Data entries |

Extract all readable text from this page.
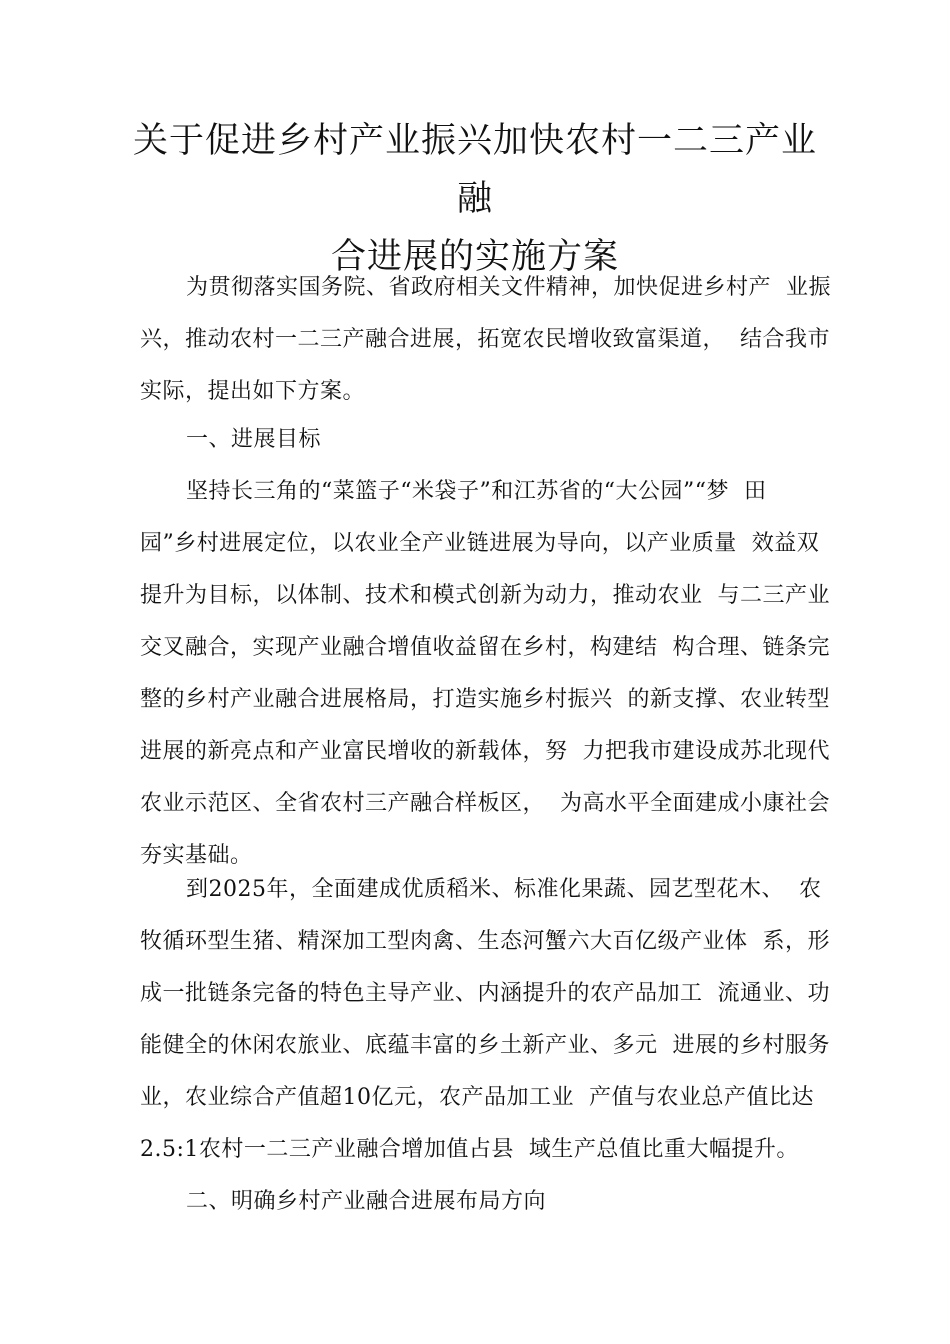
关于促进乡村产业振兴加快农村一二三产业融
合进展的实施方案
为贯彻落实国务院、省政府相关文件精神，加快促进乡村产  业振
兴，推动农村一二三产融合进展，拓宽农民增收致富渠道，  结合我市
实际，提出如下方案。
一、进展目标
坚持长三角的“菜篮子“米袋子”和江苏省的“大公园”“梦  田
园”乡村进展定位，以农业全产业链进展为导向，以产业质量  效益双
提升为目标，以体制、技术和模式创新为动力，推动农业  与二三产业
交叉融合，实现产业融合增值收益留在乡村，构建结  构合理、链条完
整的乡村产业融合进展格局，打造实施乡村振兴  的新支撑、农业转型
进展的新亮点和产业富民增收的新载体，努  力把我市建设成苏北现代
农业示范区、全省农村三产融合样板区，  为高水平全面建成小康社会
夯实基础。
到2025年，全面建成优质稻米、标准化果蔬、园艺型花木、  农
牧循环型生猪、精深加工型肉禽、生态河蟹六大百亿级产业体  系，形
成一批链条完备的特色主导产业、内涵提升的农产品加工  流通业、功
能健全的休闲农旅业、底蕴丰富的乡土新产业、多元  进展的乡村服务
业，农业综合产值超10亿元，农产品加工业  产值与农业总产值比达
2.5:1农村一二三产业融合增加值占县  域生产总值比重大幅提升。
二、明确乡村产业融合进展布局方向
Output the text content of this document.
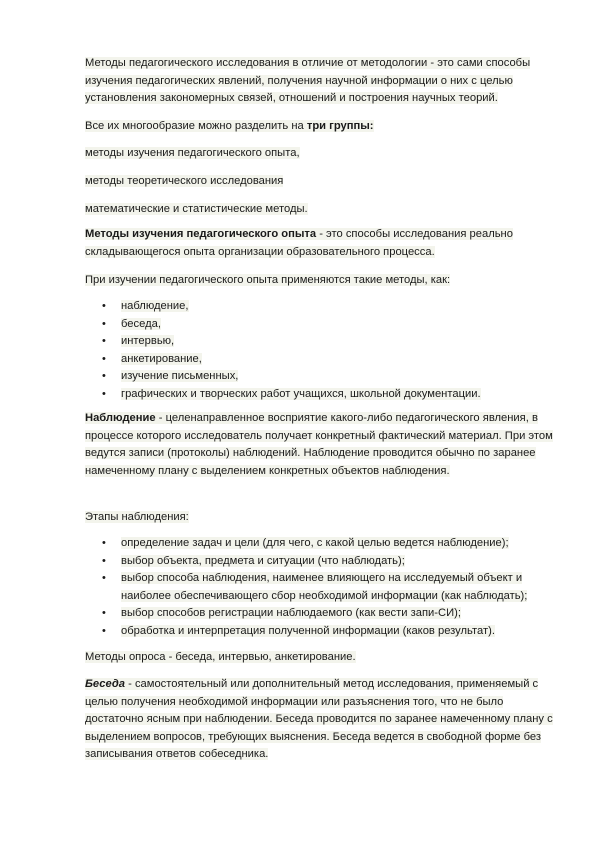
Методы педагогического исследования в отличие от методологии - это сами способы изучения педагогических явлений, получения научной информации о них с целью установления закономерных связей, отношений и построения научных теорий.

Все их многообразие можно разделить на три группы:

методы изучения педагогического опыта,

методы теоретического исследования

математические и статистические методы.

Методы изучения педагогического опыта - это способы исследования реально складывающегося опыта организации образовательного процесса.

При изучении педагогического опыта применяются такие методы, как:

• наблюдение,
• беседа,
• интервью,
• анкетирование,
• изучение письменных,
• графических и творческих работ учащихся, школьной документации.

Наблюдение - целенаправленное восприятие какого-либо педагогического явления, в процессе которого исследователь получает конкретный фактический материал. При этом ведутся записи (протоколы) наблюдений. Наблюдение проводится обычно по заранее намеченному плану с выделением конкретных объектов наблюдения.

Этапы наблюдения:

• определение задач и цели (для чего, с какой целью ведется наблюдение);
• выбор объекта, предмета и ситуации (что наблюдать);
• выбор способа наблюдения, наименее влияющего на исследуемый объект и наиболее обеспечивающего сбор необходимой информации (как наблюдать);
• выбор способов регистрации наблюдаемого (как вести запи-СИ);
• обработка и интерпретация полученной информации (каков результат).

Методы опроса - беседа, интервью, анкетирование.

Беседа - самостоятельный или дополнительный метод исследования, применяемый с целью получения необходимой информации или разъяснения того, что не было достаточно ясным при наблюдении. Беседа проводится по заранее намеченному плану с выделением вопросов, требующих выяснения. Беседа ведется в свободной форме без записывания ответов собеседника.
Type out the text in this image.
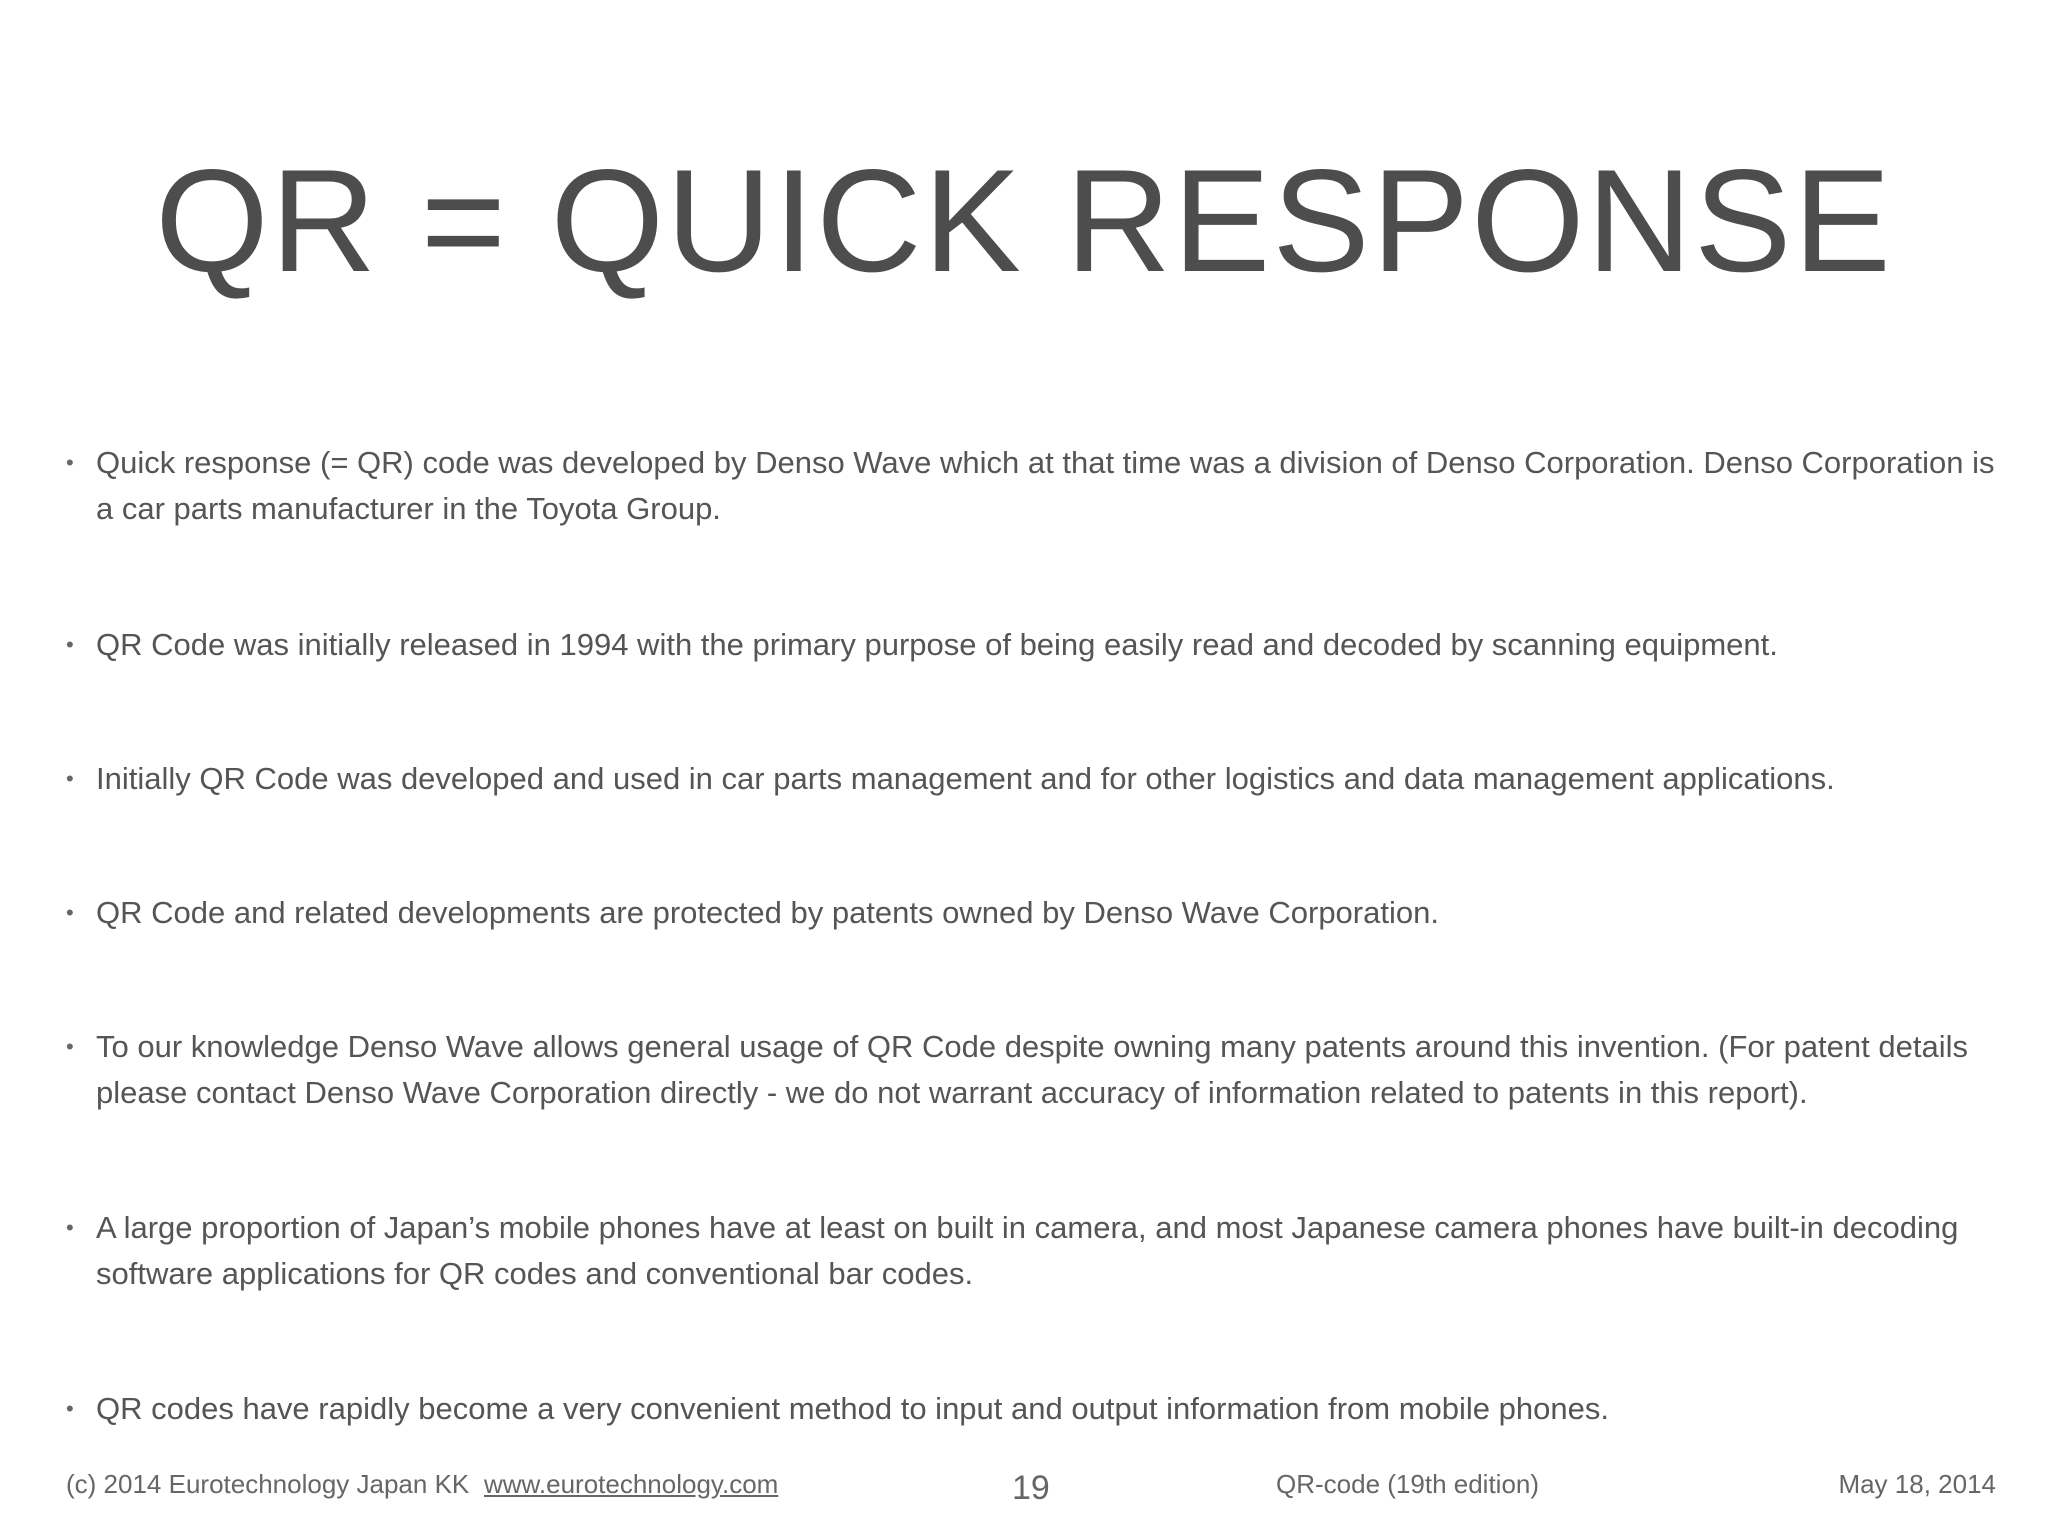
QR = QUICK RESPONSE
• Quick response (= QR) code was developed by Denso Wave which at that time was a division of Denso Corporation. Denso Corporation is a car parts manufacturer in the Toyota Group.
• QR Code was initially released in 1994 with the primary purpose of being easily read and decoded by scanning equipment.
• Initially QR Code was developed and used in car parts management and for other logistics and data management applications.
• QR Code and related developments are protected by patents owned by Denso Wave Corporation.
• To our knowledge Denso Wave allows general usage of QR Code despite owning many patents around this invention. (For patent details please contact Denso Wave Corporation directly - we do not warrant accuracy of information related to patents in this report).
• A large proportion of Japan’s mobile phones have at least on built in camera, and most Japanese camera phones have built-in decoding software applications for QR codes and conventional bar codes.
• QR codes have rapidly become a very convenient method to input and output information from mobile phones.
(c) 2014 Eurotechnology Japan KK www.eurotechnology.com	19	QR-code (19th edition)	May 18, 2014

Problem to solve |
Copy the material exactly. Do not include the pictures.

Task solution |
Extract all readable text from this page.
关于促进乡村产业振兴加快农村一二三产业融
合进展的实施方案
为贯彻落实国务院、省政府相关文件精神，加快促进乡村产  业振
兴，推动农村一二三产融合进展，拓宽农民增收致富渠道，  结合我市
实际，提出如下方案。
一、进展目标
坚持长三角的“菜篮子“米袋子”和江苏省的“大公园”“梦  田
园”乡村进展定位，以农业全产业链进展为导向，以产业质量  效益双
提升为目标，以体制、技术和模式创新为动力，推动农业  与二三产业
交叉融合，实现产业融合增值收益留在乡村，构建结  构合理、链条完
整的乡村产业融合进展格局，打造实施乡村振兴  的新支撑、农业转型
进展的新亮点和产业富民增收的新载体，努  力把我市建设成苏北现代
农业示范区、全省农村三产融合样板区，  为高水平全面建成小康社会
夯实基础。
到2025年，全面建成优质稻米、标准化果蔬、园艺型花木、  农
牧循环型生猪、精深加工型肉禽、生态河蟹六大百亿级产业体  系，形
成一批链条完备的特色主导产业、内涵提升的农产品加工  流通业、功
能健全的休闲农旅业、底蕴丰富的乡土新产业、多元  进展的乡村服务
业，农业综合产值超10亿元，农产品加工业  产值与农业总产值比达
2.5:1农村一二三产业融合增加值占县  域生产总值比重大幅提升。
二、明确乡村产业融合进展布局方向
Output the text content of this document.
Методы педагогического исследования в отличие от методологии - это сами способы изучения педагогических явлений, получения научной информации о них с целью установления закономерных связей, отношений и построения научных теорий.

Все их многообразие можно разделить на три группы:

методы изучения педагогического опыта,

методы теоретического исследования

математические и статистические методы.

Методы изучения педагогического опыта - это способы исследования реально складывающегося опыта организации образовательного процесса.

При изучении педагогического опыта применяются такие методы, как:

• наблюдение,
• беседа,
• интервью,
• анкетирование,
• изучение письменных,
• графических и творческих работ учащихся, школьной документации.

Наблюдение - целенаправленное восприятие какого-либо педагогического явления, в процессе которого исследователь получает конкретный фактический материал. При этом ведутся записи (протоколы) наблюдений. Наблюдение проводится обычно по заранее намеченному плану с выделением конкретных объектов наблюдения.

Этапы наблюдения:

• определение задач и цели (для чего, с какой целью ведется наблюдение);
• выбор объекта, предмета и ситуации (что наблюдать);
• выбор способа наблюдения, наименее влияющего на исследуемый объект и наиболее обеспечивающего сбор необходимой информации (как наблюдать);
• выбор способов регистрации наблюдаемого (как вести запи-СИ);
• обработка и интерпретация полученной информации (каков результат).

Методы опроса - беседа, интервью, анкетирование.

Беседа - самостоятельный или дополнительный метод исследования, применяемый с целью получения необходимой информации или разъяснения того, что не было достаточно ясным при наблюдении. Беседа проводится по заранее намеченному плану с выделением вопросов, требующих выяснения. Беседа ведется в свободной форме без записывания ответов собеседника.
Type out the text in this image.
QR = QUICK RESPONSE
• Quick response (= QR) code was developed by Denso Wave which at that time was a division of Denso Corporation. Denso Corporation is a car parts manufacturer in the Toyota Group.
• QR Code was initially released in 1994 with the primary purpose of being easily read and decoded by scanning equipment.
• Initially QR Code was developed and used in car parts management and for other logistics and data management applications.
• QR Code and related developments are protected by patents owned by Denso Wave Corporation.
• To our knowledge Denso Wave allows general usage of QR Code despite owning many patents around this invention. (For patent details please contact Denso Wave Corporation directly - we do not warrant accuracy of information related to patents in this report).
• A large proportion of Japan’s mobile phones have at least on built in camera, and most Japanese camera phones have built-in decoding software applications for QR codes and conventional bar codes.
• QR codes have rapidly become a very convenient method to input and output information from mobile phones.
(c) 2014 Eurotechnology Japan KK www.eurotechnology.com	19	QR-code (19th edition)	May 18, 2014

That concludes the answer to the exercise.